---------- Stored records ----------
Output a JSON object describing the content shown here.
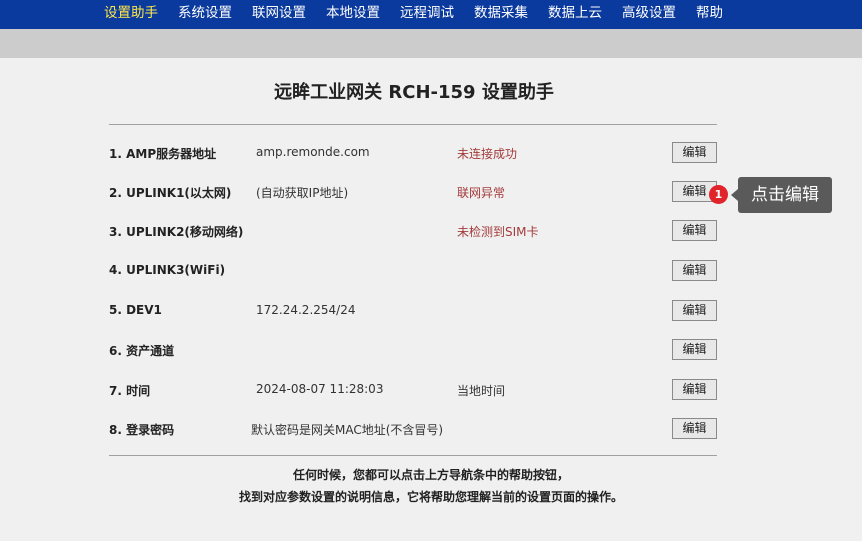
{
  "nav": {
    "items": [
      {
        "label": "设置助手"
      },
      {
        "label": "系统设置"
      },
      {
        "label": "联网设置"
      },
      {
        "label": "本地设置"
      },
      {
        "label": "远程调试"
      },
      {
        "label": "数据采集"
      },
      {
        "label": "数据上云"
      },
      {
        "label": "高级设置"
      },
      {
        "label": "帮助"
      }
    ],
    "active_color": "#ffe84a",
    "bar_color": "#0a3a9e"
  },
  "page": {
    "title": "远眸工业网关 RCH-159  设置助手"
  },
  "rows": [
    {
      "name": "1. AMP服务器地址",
      "value": "amp.remonde.com",
      "status": "未连接成功",
      "edit": "编辑"
    },
    {
      "name": "2. UPLINK1(以太网)",
      "value": "(自动获取IP地址)",
      "status": "联网异常",
      "edit": "编辑"
    },
    {
      "name": "3. UPLINK2(移动网络)",
      "value": "",
      "status": "未检测到SIM卡",
      "edit": "编辑"
    },
    {
      "name": "4. UPLINK3(WiFi)",
      "value": "",
      "status": "",
      "edit": "编辑"
    },
    {
      "name": "5. DEV1",
      "value": "172.24.2.254/24",
      "status": "",
      "edit": "编辑"
    },
    {
      "name": "6. 资产通道",
      "value": "",
      "status": "",
      "edit": "编辑"
    },
    {
      "name": "7. 时间",
      "value": "2024-08-07 11:28:03",
      "status": "当地时间",
      "edit": "编辑"
    },
    {
      "name": "8. 登录密码",
      "value": "默认密码是网关MAC地址(不含冒号)",
      "status": "",
      "edit": "编辑"
    }
  ],
  "status_color": "#a33a3a",
  "footer": {
    "line1": "任何时候，您都可以点击上方导航条中的帮助按钮，",
    "line2": "找到对应参数设置的说明信息，它将帮助您理解当前的设置页面的操作。"
  },
  "annotation": {
    "badge": "1",
    "tooltip": "点击编辑"
  }
}
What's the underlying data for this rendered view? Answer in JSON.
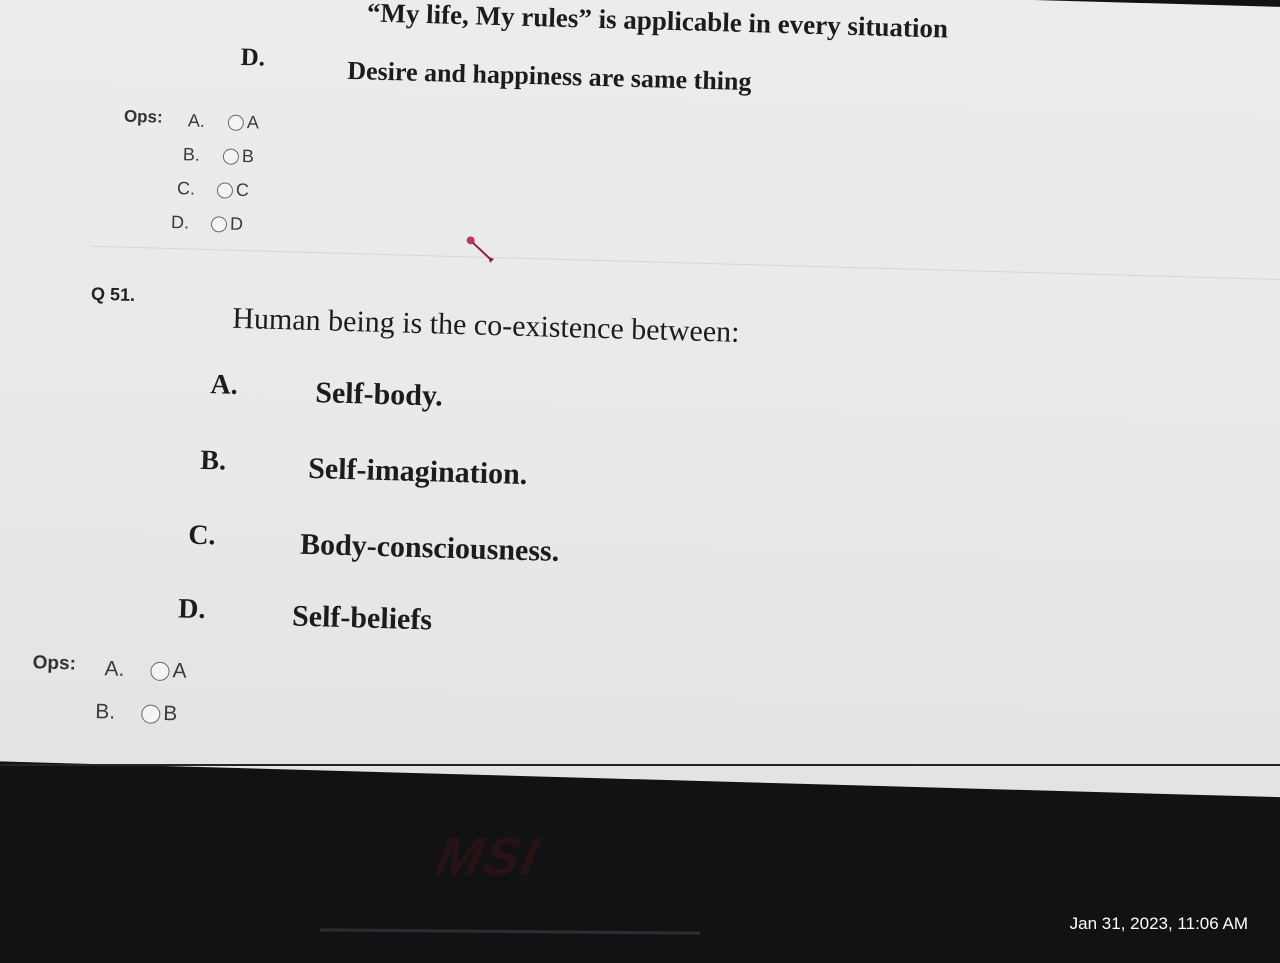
{
  "prev_question": {
    "option_c_text": "“My life, My rules” is applicable in every situation",
    "option_d_letter": "D.",
    "option_d_text": "Desire and happiness are same thing",
    "ops_label": "Ops:",
    "choices": [
      {
        "letter": "A.",
        "value": "A"
      },
      {
        "letter": "B.",
        "value": "B"
      },
      {
        "letter": "C.",
        "value": "C"
      },
      {
        "letter": "D.",
        "value": "D"
      }
    ]
  },
  "question": {
    "number": "Q 51.",
    "text": "Human being is the co-existence between:",
    "options": [
      {
        "letter": "A.",
        "text": "Self-body."
      },
      {
        "letter": "B.",
        "text": "Self-imagination."
      },
      {
        "letter": "C.",
        "text": "Body-consciousness."
      },
      {
        "letter": "D.",
        "text": "Self-beliefs"
      }
    ],
    "ops_label": "Ops:",
    "choices": [
      {
        "letter": "A.",
        "value": "A"
      },
      {
        "letter": "B.",
        "value": "B"
      }
    ]
  },
  "bezel": {
    "brand": "MSI"
  },
  "photo": {
    "timestamp": "Jan 31, 2023, 11:06 AM"
  },
  "colors": {
    "screen_bg": "#ececed",
    "text": "#1c1c1c",
    "bezel": "#121214",
    "cursor": "#c0395a"
  }
}
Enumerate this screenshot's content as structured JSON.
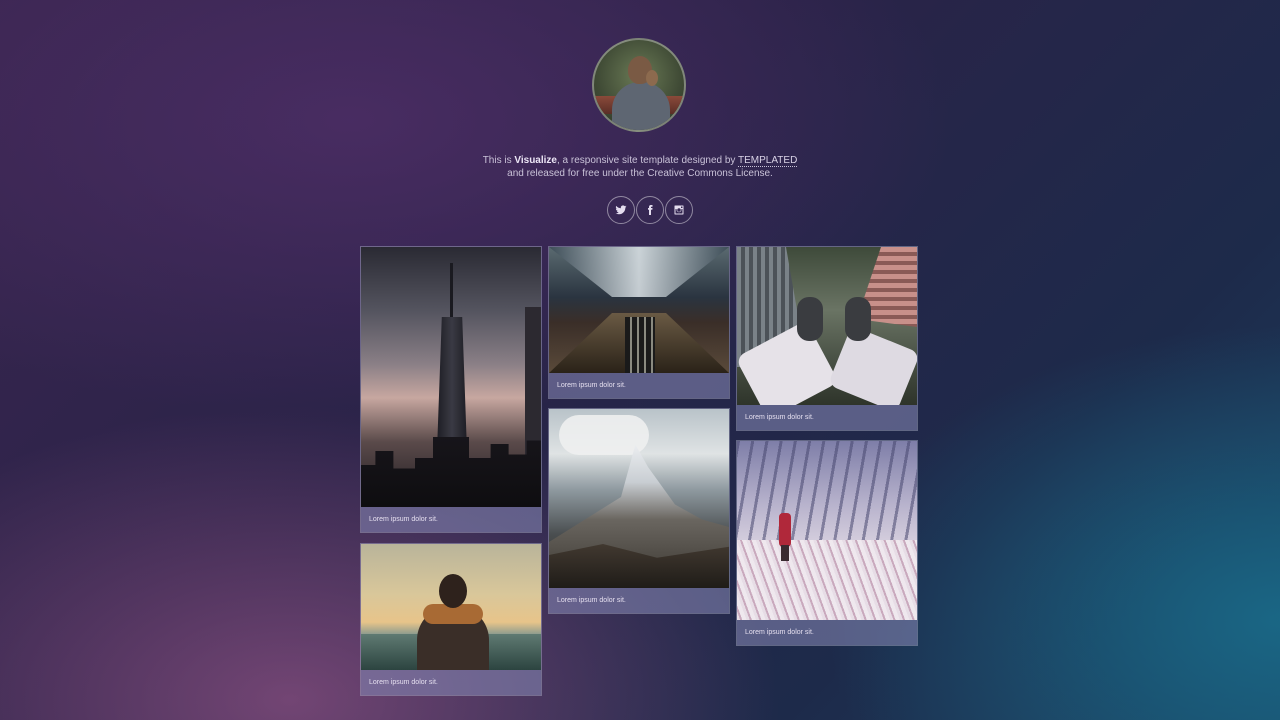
{
  "header": {
    "tagline_pre": "This is ",
    "brand": "Visualize",
    "tagline_mid": ", a responsive site template designed by ",
    "designer": "TEMPLATED",
    "tagline_line2": "and released for free under the Creative Commons License."
  },
  "socials": [
    {
      "icon": "twitter-icon"
    },
    {
      "icon": "facebook-icon"
    },
    {
      "icon": "instagram-icon"
    }
  ],
  "gallery": {
    "captions": [
      "Lorem ipsum dolor sit.",
      "Lorem ipsum dolor sit.",
      "Lorem ipsum dolor sit.",
      "Lorem ipsum dolor sit.",
      "Lorem ipsum dolor sit.",
      "Lorem ipsum dolor sit."
    ]
  }
}
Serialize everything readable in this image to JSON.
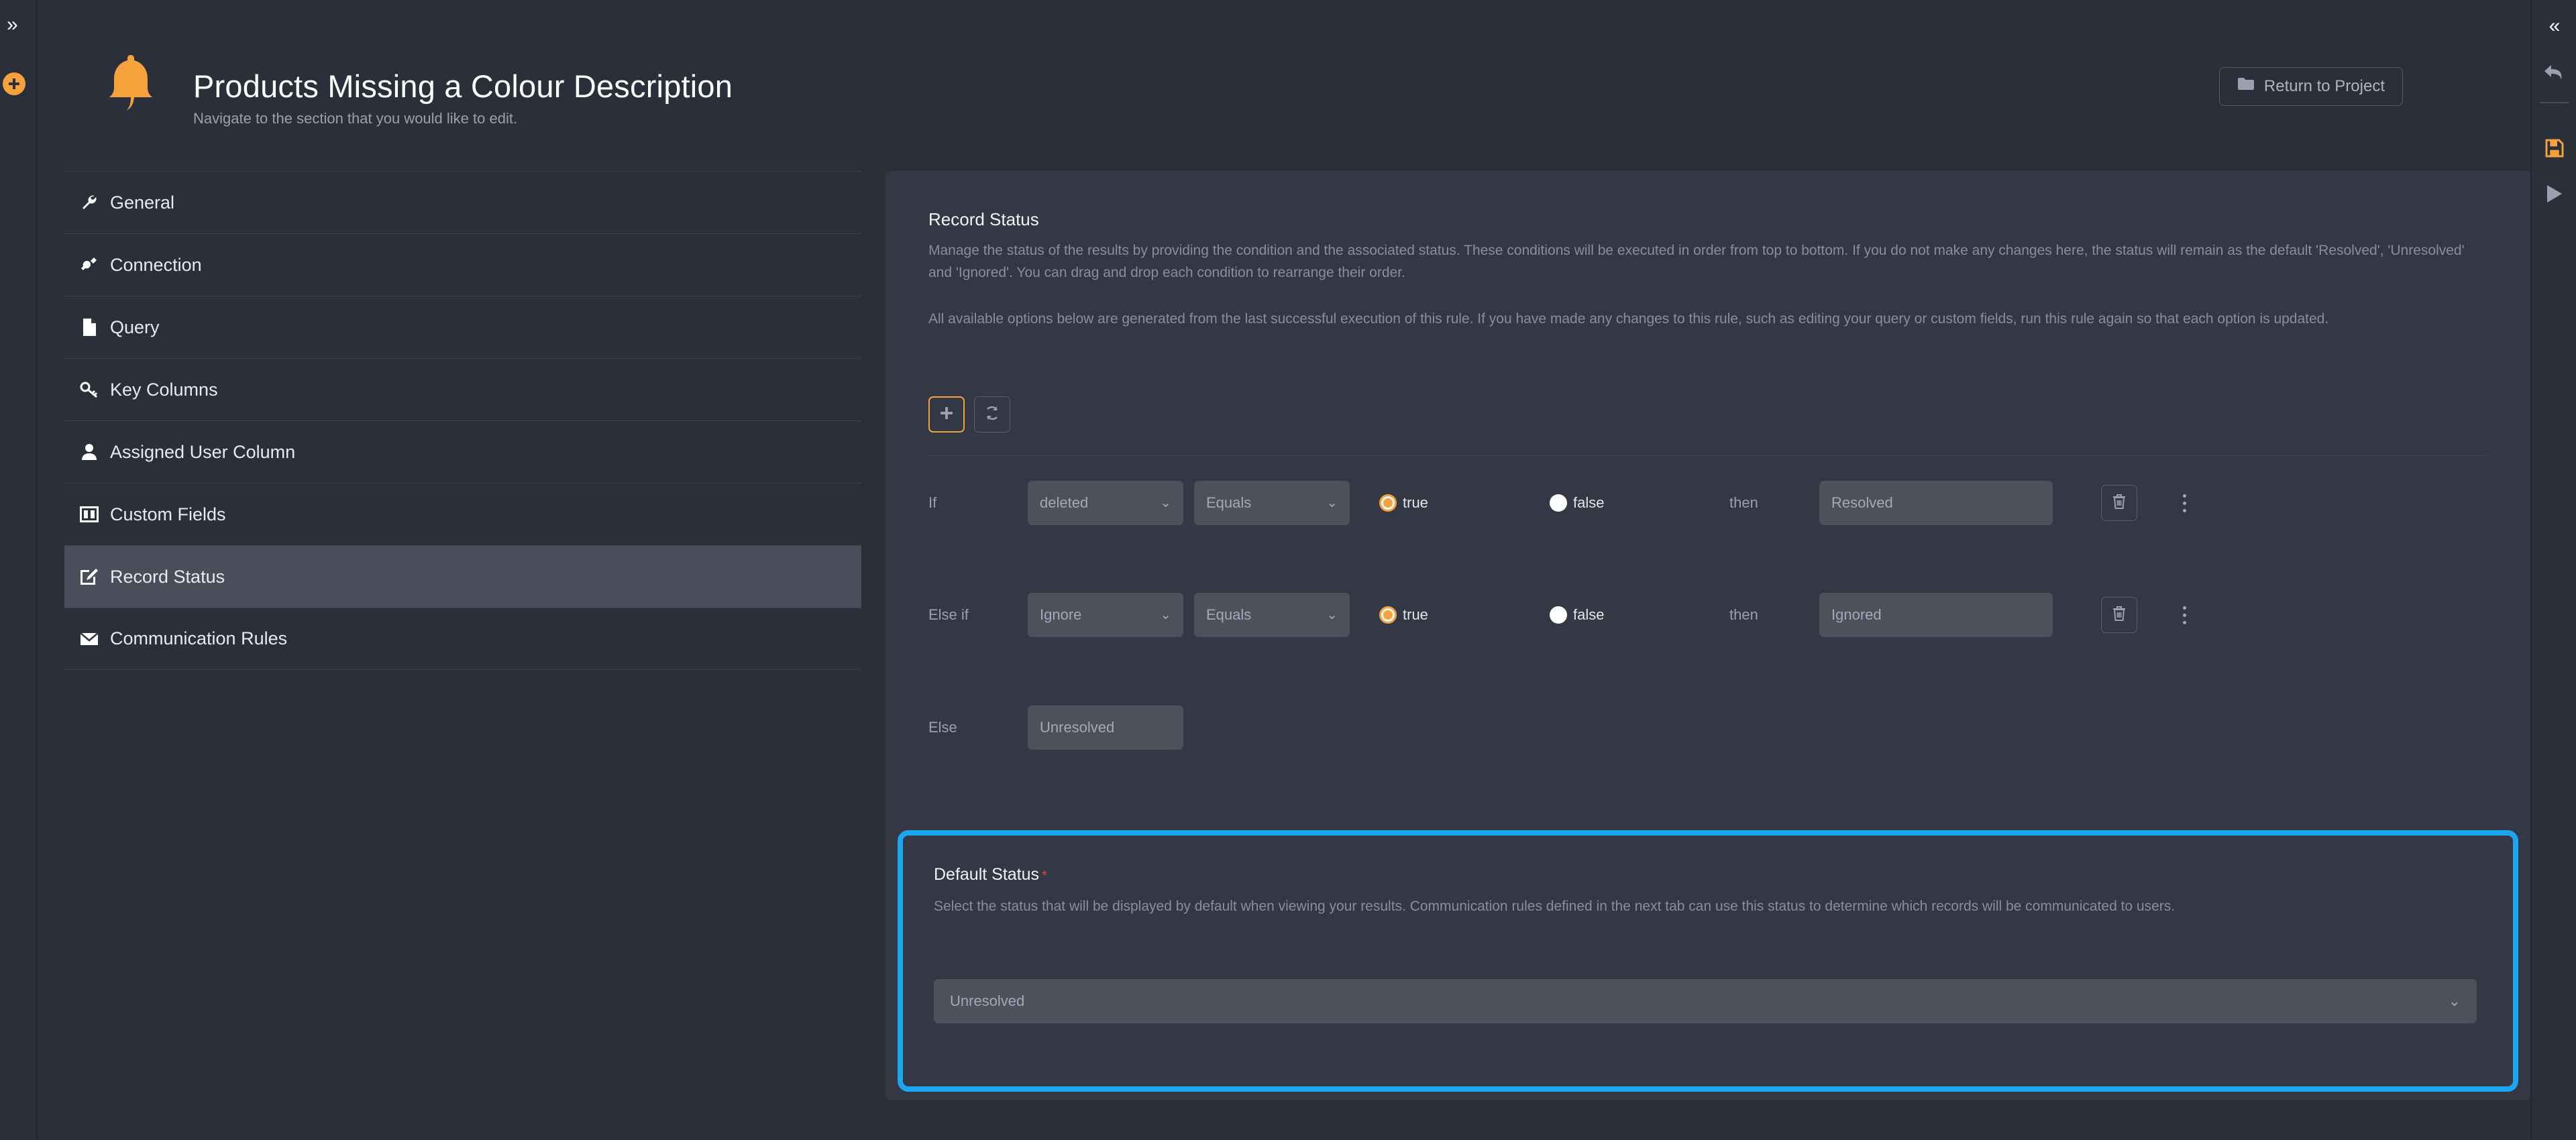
{
  "left_rail": {
    "expand_icon": "chevron-double-right-icon",
    "add_icon": "circle-plus-icon"
  },
  "right_rail": {
    "collapse_icon": "chevron-double-left-icon",
    "undo_icon": "undo-arrow-icon",
    "save_icon": "floppy-save-icon",
    "run_icon": "play-triangle-icon",
    "accent_color": "#f5a23c"
  },
  "header": {
    "logo_icon": "bell-icon",
    "title": "Products Missing a Colour Description",
    "subtitle": "Navigate to the section that you would like to edit.",
    "return_button": {
      "label": "Return to Project",
      "icon": "folder-icon"
    }
  },
  "sidebar": {
    "items": [
      {
        "label": "General",
        "icon": "wrench-icon",
        "active": false
      },
      {
        "label": "Connection",
        "icon": "plug-icon",
        "active": false
      },
      {
        "label": "Query",
        "icon": "file-icon",
        "active": false
      },
      {
        "label": "Key Columns",
        "icon": "key-icon",
        "active": false
      },
      {
        "label": "Assigned User Column",
        "icon": "user-icon",
        "active": false
      },
      {
        "label": "Custom Fields",
        "icon": "columns-icon",
        "active": false
      },
      {
        "label": "Record Status",
        "icon": "edit-square-icon",
        "active": true
      },
      {
        "label": "Communication Rules",
        "icon": "envelope-icon",
        "active": false
      }
    ]
  },
  "main": {
    "section_title": "Record Status",
    "description_1": "Manage the status of the results by providing the condition and the associated status. These conditions will be executed in order from top to bottom. If you do not make any changes here, the status will remain as the default 'Resolved', 'Unresolved' and 'Ignored'. You can drag and drop each condition to rearrange their order.",
    "description_2": "All available options below are generated from the last successful execution of this rule. If you have made any changes to this rule, such as editing your query or custom fields, run this rule again so that each option is updated.",
    "toolbar": {
      "add_icon": "plus-icon",
      "refresh_icon": "refresh-icon"
    },
    "conditions": [
      {
        "prefix": "If",
        "field": "deleted",
        "operator": "Equals",
        "true_label": "true",
        "false_label": "false",
        "selected_value": "true",
        "then_label": "then",
        "status": "Resolved",
        "delete_icon": "trash-icon",
        "menu_icon": "kebab-menu-icon"
      },
      {
        "prefix": "Else if",
        "field": "Ignore",
        "operator": "Equals",
        "true_label": "true",
        "false_label": "false",
        "selected_value": "true",
        "then_label": "then",
        "status": "Ignored",
        "delete_icon": "trash-icon",
        "menu_icon": "kebab-menu-icon"
      }
    ],
    "else_row": {
      "prefix": "Else",
      "status": "Unresolved"
    },
    "default_status": {
      "title": "Default Status",
      "required_marker": "*",
      "description": "Select the status that will be displayed by default when viewing your results. Communication rules defined in the next tab can use this status to determine which records will be communicated to users.",
      "value": "Unresolved",
      "caret_icon": "chevron-down-icon",
      "highlight_color": "#1aa7f0"
    }
  }
}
----------
The exercise: Without the pictures, restate each entry exactly.

Answer to the task:
Output a JSON object describing the content shown here.
{
  "nav": {
    "items": [
      {
        "label": "设置助手"
      },
      {
        "label": "系统设置"
      },
      {
        "label": "联网设置"
      },
      {
        "label": "本地设置"
      },
      {
        "label": "远程调试"
      },
      {
        "label": "数据采集"
      },
      {
        "label": "数据上云"
      },
      {
        "label": "高级设置"
      },
      {
        "label": "帮助"
      }
    ],
    "active_color": "#ffe84a",
    "bar_color": "#0a3a9e"
  },
  "page": {
    "title": "远眸工业网关 RCH-159  设置助手"
  },
  "rows": [
    {
      "name": "1. AMP服务器地址",
      "value": "amp.remonde.com",
      "status": "未连接成功",
      "edit": "编辑"
    },
    {
      "name": "2. UPLINK1(以太网)",
      "value": "(自动获取IP地址)",
      "status": "联网异常",
      "edit": "编辑"
    },
    {
      "name": "3. UPLINK2(移动网络)",
      "value": "",
      "status": "未检测到SIM卡",
      "edit": "编辑"
    },
    {
      "name": "4. UPLINK3(WiFi)",
      "value": "",
      "status": "",
      "edit": "编辑"
    },
    {
      "name": "5. DEV1",
      "value": "172.24.2.254/24",
      "status": "",
      "edit": "编辑"
    },
    {
      "name": "6. 资产通道",
      "value": "",
      "status": "",
      "edit": "编辑"
    },
    {
      "name": "7. 时间",
      "value": "2024-08-07 11:28:03",
      "status": "当地时间",
      "edit": "编辑"
    },
    {
      "name": "8. 登录密码",
      "value": "默认密码是网关MAC地址(不含冒号)",
      "status": "",
      "edit": "编辑"
    }
  ],
  "status_color": "#a33a3a",
  "footer": {
    "line1": "任何时候，您都可以点击上方导航条中的帮助按钮，",
    "line2": "找到对应参数设置的说明信息，它将帮助您理解当前的设置页面的操作。"
  },
  "annotation": {
    "badge": "1",
    "tooltip": "点击编辑"
  }
}
What's the underlying data for this rendered view? Answer in JSON.
{
  "prev_question": {
    "option_c_text": "“My life, My rules” is applicable in every situation",
    "option_d_letter": "D.",
    "option_d_text": "Desire and happiness are same thing",
    "ops_label": "Ops:",
    "choices": [
      {
        "letter": "A.",
        "value": "A"
      },
      {
        "letter": "B.",
        "value": "B"
      },
      {
        "letter": "C.",
        "value": "C"
      },
      {
        "letter": "D.",
        "value": "D"
      }
    ]
  },
  "question": {
    "number": "Q 51.",
    "text": "Human being is the co-existence between:",
    "options": [
      {
        "letter": "A.",
        "text": "Self-body."
      },
      {
        "letter": "B.",
        "text": "Self-imagination."
      },
      {
        "letter": "C.",
        "text": "Body-consciousness."
      },
      {
        "letter": "D.",
        "text": "Self-beliefs"
      }
    ],
    "ops_label": "Ops:",
    "choices": [
      {
        "letter": "A.",
        "value": "A"
      },
      {
        "letter": "B.",
        "value": "B"
      }
    ]
  },
  "bezel": {
    "brand": "MSI"
  },
  "photo": {
    "timestamp": "Jan 31, 2023, 11:06 AM"
  },
  "colors": {
    "screen_bg": "#ececed",
    "text": "#1c1c1c",
    "bezel": "#121214",
    "cursor": "#c0395a"
  }
}
Enumerate this screenshot's content as structured JSON.
{
  "header": {
    "tagline_pre": "This is ",
    "brand": "Visualize",
    "tagline_mid": ", a responsive site template designed by ",
    "designer": "TEMPLATED",
    "tagline_line2": "and released for free under the Creative Commons License."
  },
  "socials": [
    {
      "icon": "twitter-icon"
    },
    {
      "icon": "facebook-icon"
    },
    {
      "icon": "instagram-icon"
    }
  ],
  "gallery": {
    "captions": [
      "Lorem ipsum dolor sit.",
      "Lorem ipsum dolor sit.",
      "Lorem ipsum dolor sit.",
      "Lorem ipsum dolor sit.",
      "Lorem ipsum dolor sit.",
      "Lorem ipsum dolor sit."
    ]
  }
}
Serialize everything readable in this image to JSON.
{
  "left_rail": {
    "expand_icon": "chevron-double-right-icon",
    "add_icon": "circle-plus-icon"
  },
  "right_rail": {
    "collapse_icon": "chevron-double-left-icon",
    "undo_icon": "undo-arrow-icon",
    "save_icon": "floppy-save-icon",
    "run_icon": "play-triangle-icon",
    "accent_color": "#f5a23c"
  },
  "header": {
    "logo_icon": "bell-icon",
    "title": "Products Missing a Colour Description",
    "subtitle": "Navigate to the section that you would like to edit.",
    "return_button": {
      "label": "Return to Project",
      "icon": "folder-icon"
    }
  },
  "sidebar": {
    "items": [
      {
        "label": "General",
        "icon": "wrench-icon",
        "active": false
      },
      {
        "label": "Connection",
        "icon": "plug-icon",
        "active": false
      },
      {
        "label": "Query",
        "icon": "file-icon",
        "active": false
      },
      {
        "label": "Key Columns",
        "icon": "key-icon",
        "active": false
      },
      {
        "label": "Assigned User Column",
        "icon": "user-icon",
        "active": false
      },
      {
        "label": "Custom Fields",
        "icon": "columns-icon",
        "active": false
      },
      {
        "label": "Record Status",
        "icon": "edit-square-icon",
        "active": true
      },
      {
        "label": "Communication Rules",
        "icon": "envelope-icon",
        "active": false
      }
    ]
  },
  "main": {
    "section_title": "Record Status",
    "description_1": "Manage the status of the results by providing the condition and the associated status. These conditions will be executed in order from top to bottom. If you do not make any changes here, the status will remain as the default 'Resolved', 'Unresolved' and 'Ignored'. You can drag and drop each condition to rearrange their order.",
    "description_2": "All available options below are generated from the last successful execution of this rule. If you have made any changes to this rule, such as editing your query or custom fields, run this rule again so that each option is updated.",
    "toolbar": {
      "add_icon": "plus-icon",
      "refresh_icon": "refresh-icon"
    },
    "conditions": [
      {
        "prefix": "If",
        "field": "deleted",
        "operator": "Equals",
        "true_label": "true",
        "false_label": "false",
        "selected_value": "true",
        "then_label": "then",
        "status": "Resolved",
        "delete_icon": "trash-icon",
        "menu_icon": "kebab-menu-icon"
      },
      {
        "prefix": "Else if",
        "field": "Ignore",
        "operator": "Equals",
        "true_label": "true",
        "false_label": "false",
        "selected_value": "true",
        "then_label": "then",
        "status": "Ignored",
        "delete_icon": "trash-icon",
        "menu_icon": "kebab-menu-icon"
      }
    ],
    "else_row": {
      "prefix": "Else",
      "status": "Unresolved"
    },
    "default_status": {
      "title": "Default Status",
      "required_marker": "*",
      "description": "Select the status that will be displayed by default when viewing your results. Communication rules defined in the next tab can use this status to determine which records will be communicated to users.",
      "value": "Unresolved",
      "caret_icon": "chevron-down-icon",
      "highlight_color": "#1aa7f0"
    }
  }
}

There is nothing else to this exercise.